▶ **EXTRAIT DU TEXTE**:

Il faut suivre Abdoulaye pour découvrir l’endroit en question. « C’est ici que la Minusma dépose ses déchets », dit-il pointant du doigt une fosse de quatre mètres de profondeur envahie par les herbes folles. D’après les dires des habitants de la zone, ces évacuations d’ordures ont cessé en juin, juste avant la saison des pluies. Zoumana découvrait jusque sur son champ les barquettes du déjeuner des employés, et « des plastiques de marques que je n’ai jamais vues au Mali ». Il était facile de les repérer, affirme-t-il, car leurs déchets se trouvaient « dans des sacs-poubelles » déposés par « des personnes vêtues de combinaisons blanches à cause du Covid-19 ».
La Minusma, qui a délégué la gestion de ses déchets à plusieurs sociétés, est pourtant censée se conformer à certaines normes environnementales. Elle précise d’ailleurs que « l’incinération à l’air libre de nos déchets n’est autorisée sous aucune circonstance ». Contactée au sujet du déversement sauvage à proximité de sa base de Bamako, la mission répond ignorer ce genre de pratique. « Mais, en deux années à la direction de l’assainissement, je n’ai jamais vu les contrats de la Minusma sur mon bureau », regrette Amadou Camara.
Poubellisation du paysage
Les effets de cette poubellisation du paysage ne sont pas qu’environnementaux. En lieu et place du recyclage, des silhouettes errent dans les décharges improvisées, à la recherche du plastique « lourd ». Ces hommes et femmes « ramassent ce qu’ils peuvent vendre puis mettent le feu à ce qui reste », relate Abdoulaye Diakité. Les nuées noires sont fréquentes au-dessus de Bamako. En périphérie de la capitale, les tas d’ordures qui bordent les pistes laissent parfois s’échapper des fumées toxiques. « Les gaz gênent beaucoup de personnes, observe Zoumana. Cela leur oppresse la poitrine. »

▶ **DONNÉES ENREGISTRÉES**:
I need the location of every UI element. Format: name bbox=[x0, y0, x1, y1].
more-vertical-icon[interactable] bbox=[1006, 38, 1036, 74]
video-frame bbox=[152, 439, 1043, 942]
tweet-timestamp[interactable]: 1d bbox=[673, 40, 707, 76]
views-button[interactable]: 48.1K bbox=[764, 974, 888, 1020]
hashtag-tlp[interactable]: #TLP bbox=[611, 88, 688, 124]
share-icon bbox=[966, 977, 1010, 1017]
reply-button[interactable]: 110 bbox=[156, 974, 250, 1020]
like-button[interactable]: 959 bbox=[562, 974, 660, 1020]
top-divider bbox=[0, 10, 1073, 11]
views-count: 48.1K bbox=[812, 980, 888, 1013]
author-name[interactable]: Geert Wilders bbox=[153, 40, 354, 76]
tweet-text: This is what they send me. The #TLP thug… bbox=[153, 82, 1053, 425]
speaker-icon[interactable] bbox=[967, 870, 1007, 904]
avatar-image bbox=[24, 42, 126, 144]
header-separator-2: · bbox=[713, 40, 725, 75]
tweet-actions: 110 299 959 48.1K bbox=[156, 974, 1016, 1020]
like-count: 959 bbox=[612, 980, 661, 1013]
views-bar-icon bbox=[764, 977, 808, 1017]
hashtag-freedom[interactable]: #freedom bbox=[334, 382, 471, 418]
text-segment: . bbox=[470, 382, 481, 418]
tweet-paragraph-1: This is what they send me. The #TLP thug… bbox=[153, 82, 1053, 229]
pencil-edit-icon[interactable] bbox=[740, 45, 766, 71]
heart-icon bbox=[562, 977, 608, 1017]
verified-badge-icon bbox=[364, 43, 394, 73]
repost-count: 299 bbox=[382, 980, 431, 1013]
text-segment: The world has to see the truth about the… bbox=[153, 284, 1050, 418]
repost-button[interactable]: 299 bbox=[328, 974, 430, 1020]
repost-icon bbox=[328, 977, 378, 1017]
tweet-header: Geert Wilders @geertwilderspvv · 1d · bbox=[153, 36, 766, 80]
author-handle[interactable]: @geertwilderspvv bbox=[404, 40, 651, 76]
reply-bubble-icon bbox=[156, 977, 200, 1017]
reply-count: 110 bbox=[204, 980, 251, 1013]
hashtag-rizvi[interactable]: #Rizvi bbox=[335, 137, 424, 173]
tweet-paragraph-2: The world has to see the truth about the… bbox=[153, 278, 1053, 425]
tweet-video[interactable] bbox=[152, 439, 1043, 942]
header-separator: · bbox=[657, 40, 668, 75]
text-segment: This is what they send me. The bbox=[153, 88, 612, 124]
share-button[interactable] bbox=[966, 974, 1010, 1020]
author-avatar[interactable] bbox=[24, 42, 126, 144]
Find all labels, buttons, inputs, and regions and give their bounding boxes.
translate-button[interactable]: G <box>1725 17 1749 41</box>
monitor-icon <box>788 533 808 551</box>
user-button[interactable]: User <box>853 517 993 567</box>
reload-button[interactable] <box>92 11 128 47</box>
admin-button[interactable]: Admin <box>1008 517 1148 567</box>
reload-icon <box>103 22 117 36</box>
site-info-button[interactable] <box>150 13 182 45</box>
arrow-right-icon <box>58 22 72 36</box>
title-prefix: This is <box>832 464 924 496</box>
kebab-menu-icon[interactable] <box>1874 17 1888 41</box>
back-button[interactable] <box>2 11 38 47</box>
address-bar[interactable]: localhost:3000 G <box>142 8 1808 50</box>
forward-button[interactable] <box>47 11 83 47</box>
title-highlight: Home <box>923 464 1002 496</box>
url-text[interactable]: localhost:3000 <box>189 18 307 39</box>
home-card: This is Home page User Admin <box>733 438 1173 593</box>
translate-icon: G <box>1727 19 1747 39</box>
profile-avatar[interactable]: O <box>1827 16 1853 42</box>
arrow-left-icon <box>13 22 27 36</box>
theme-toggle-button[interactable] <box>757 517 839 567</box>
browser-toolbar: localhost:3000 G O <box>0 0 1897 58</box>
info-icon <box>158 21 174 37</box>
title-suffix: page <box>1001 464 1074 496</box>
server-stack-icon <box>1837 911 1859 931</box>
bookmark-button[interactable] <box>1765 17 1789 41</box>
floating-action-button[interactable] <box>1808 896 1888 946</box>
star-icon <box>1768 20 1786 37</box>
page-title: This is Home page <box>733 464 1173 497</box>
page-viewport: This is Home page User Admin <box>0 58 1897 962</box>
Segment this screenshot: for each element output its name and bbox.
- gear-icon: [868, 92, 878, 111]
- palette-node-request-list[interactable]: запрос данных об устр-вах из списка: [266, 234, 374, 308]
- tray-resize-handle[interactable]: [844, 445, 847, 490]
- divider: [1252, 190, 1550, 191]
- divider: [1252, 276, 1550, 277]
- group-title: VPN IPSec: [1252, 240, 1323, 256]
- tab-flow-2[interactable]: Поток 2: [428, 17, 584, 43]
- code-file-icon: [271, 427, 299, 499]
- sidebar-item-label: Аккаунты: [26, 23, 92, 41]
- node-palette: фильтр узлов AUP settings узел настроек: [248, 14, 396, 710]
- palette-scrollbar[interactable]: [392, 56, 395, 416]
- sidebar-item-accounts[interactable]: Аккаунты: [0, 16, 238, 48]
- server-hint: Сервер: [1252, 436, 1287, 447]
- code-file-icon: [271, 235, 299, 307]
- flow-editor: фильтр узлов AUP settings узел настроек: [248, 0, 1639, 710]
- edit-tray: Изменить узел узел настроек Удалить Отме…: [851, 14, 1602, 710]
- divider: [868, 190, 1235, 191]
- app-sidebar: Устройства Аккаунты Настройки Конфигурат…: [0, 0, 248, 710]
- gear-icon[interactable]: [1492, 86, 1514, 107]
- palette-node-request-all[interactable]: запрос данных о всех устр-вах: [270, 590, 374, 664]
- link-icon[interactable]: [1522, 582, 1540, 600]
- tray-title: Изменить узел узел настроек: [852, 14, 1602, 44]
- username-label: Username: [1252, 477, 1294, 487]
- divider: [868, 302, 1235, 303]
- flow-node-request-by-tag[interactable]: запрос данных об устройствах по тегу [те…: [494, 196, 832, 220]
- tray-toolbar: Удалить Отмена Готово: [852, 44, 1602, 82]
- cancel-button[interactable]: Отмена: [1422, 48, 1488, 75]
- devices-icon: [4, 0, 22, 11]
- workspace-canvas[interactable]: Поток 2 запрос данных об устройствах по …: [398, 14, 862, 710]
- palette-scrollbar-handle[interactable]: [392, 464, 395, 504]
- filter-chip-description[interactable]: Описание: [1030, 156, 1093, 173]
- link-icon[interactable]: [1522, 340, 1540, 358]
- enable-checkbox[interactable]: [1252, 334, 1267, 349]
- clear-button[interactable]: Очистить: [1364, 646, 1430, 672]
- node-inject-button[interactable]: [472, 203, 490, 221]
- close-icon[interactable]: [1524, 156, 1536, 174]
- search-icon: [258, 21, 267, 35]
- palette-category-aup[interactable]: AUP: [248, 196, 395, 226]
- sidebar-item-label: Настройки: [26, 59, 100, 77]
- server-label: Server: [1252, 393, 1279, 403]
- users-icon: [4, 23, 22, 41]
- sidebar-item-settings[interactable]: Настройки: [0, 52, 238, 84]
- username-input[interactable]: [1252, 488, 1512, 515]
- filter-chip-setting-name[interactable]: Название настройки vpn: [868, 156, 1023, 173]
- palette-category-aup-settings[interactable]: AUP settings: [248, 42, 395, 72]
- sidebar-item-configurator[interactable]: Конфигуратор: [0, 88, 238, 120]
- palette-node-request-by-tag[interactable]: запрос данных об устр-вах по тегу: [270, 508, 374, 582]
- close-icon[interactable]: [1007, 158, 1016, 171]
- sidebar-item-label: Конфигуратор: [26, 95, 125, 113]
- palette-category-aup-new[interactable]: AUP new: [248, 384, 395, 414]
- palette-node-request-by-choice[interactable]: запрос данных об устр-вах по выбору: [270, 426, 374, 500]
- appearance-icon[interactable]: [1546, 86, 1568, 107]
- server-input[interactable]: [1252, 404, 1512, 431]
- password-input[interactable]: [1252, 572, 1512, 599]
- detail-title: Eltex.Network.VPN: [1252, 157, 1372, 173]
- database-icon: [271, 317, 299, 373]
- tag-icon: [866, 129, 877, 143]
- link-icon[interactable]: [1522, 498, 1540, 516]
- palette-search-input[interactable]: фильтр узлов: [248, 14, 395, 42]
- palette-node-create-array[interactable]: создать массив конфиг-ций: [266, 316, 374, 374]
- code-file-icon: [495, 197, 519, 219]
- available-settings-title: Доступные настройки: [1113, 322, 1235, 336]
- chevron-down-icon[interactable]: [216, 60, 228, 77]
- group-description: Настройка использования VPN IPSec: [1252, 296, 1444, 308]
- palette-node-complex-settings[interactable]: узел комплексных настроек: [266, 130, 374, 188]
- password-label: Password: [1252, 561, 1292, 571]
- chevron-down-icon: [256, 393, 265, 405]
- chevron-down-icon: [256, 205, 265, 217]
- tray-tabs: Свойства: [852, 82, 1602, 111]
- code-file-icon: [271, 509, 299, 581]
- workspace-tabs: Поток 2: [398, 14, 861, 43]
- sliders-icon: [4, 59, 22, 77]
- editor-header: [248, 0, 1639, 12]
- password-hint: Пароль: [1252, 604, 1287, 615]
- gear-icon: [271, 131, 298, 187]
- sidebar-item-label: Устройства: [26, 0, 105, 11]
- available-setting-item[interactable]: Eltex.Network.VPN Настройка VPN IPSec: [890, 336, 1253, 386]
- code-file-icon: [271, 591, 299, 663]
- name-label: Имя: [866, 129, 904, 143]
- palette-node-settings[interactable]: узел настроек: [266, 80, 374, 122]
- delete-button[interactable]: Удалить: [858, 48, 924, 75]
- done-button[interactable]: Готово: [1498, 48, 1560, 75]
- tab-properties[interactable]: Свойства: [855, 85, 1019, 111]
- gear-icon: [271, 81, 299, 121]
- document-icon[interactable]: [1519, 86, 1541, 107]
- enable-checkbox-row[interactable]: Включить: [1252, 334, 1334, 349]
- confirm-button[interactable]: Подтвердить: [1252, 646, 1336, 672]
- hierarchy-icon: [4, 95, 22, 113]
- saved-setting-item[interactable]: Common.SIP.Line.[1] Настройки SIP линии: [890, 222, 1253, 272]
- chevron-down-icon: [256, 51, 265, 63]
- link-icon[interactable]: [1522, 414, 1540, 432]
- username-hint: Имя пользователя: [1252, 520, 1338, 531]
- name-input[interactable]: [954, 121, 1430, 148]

▶ **TÂCHE A**:
D'après l'extrait sur les déchets de la Minusma, pourquoi Zoumana affirme-t-il qu'il était facile de repérer les déchets de la mission ? Répondez en une à trois phrases.
▶ **TÂCHE B**:
Veuillez poursuivre l'extrait sur les déchets de la Minusma à Bamako à la suite de sa dernière phrase.

▶ **RÉPONSE RÉDIGÉE A**:
Selon Zoumana, ces déchets étaient faciles à repérer parce qu'ils se trouvaient dans des sacs-poubelles. Ces sacs étaient déposés par des personnes vêtues de combinaisons blanches à cause du Covid-19.

▶ **RÉPONSE RÉDIGÉE B**:
Les riverains ne sont pas les seuls affectés. En juin 2019, des soldats belges stationnés dans le camp Bifrost, voisin de celui de la Minusma, se sont plaints d’avoir été intoxiqués par les fumées de décharges brûlant à ciel ouvert. L’ACMP-CGPM, principal syndicat de l’armée belge, indiquait alors que « les troubles [étaient] typiques d’une exposition à long terme à des émanations toxiques : problèmes pulmonaires et respiratoires, troubles gastriques et intestinaux ».
Une hypothèse confirmée par le professeur Yacouba Toloba, chef du service de pneumologie à l’hôpital du Point G, à Bamako. Une étude réalisée en 2014 dans la capitale par la société d’ingénieurs française Aria Technologies, a recensé près de 400 particules fines, dont certaines – les plus dangereuses – produites par la combustion de benzène. « Nous, pneumologues, savons que ces particules sont cancérigènes », insiste M. Toloba qui a participé à l’étude. Alors que le taux maximal conseillé par l’Organisation mondiale de la santé (OMS) est de 5 microgrammes (μg) par m3 d’air, « nous avons trouvé un taux de 45 μg à 46 μg par m3 dans les sites proches des décharges ou dans les lieux où le trafic routier est intense », développe-t-il.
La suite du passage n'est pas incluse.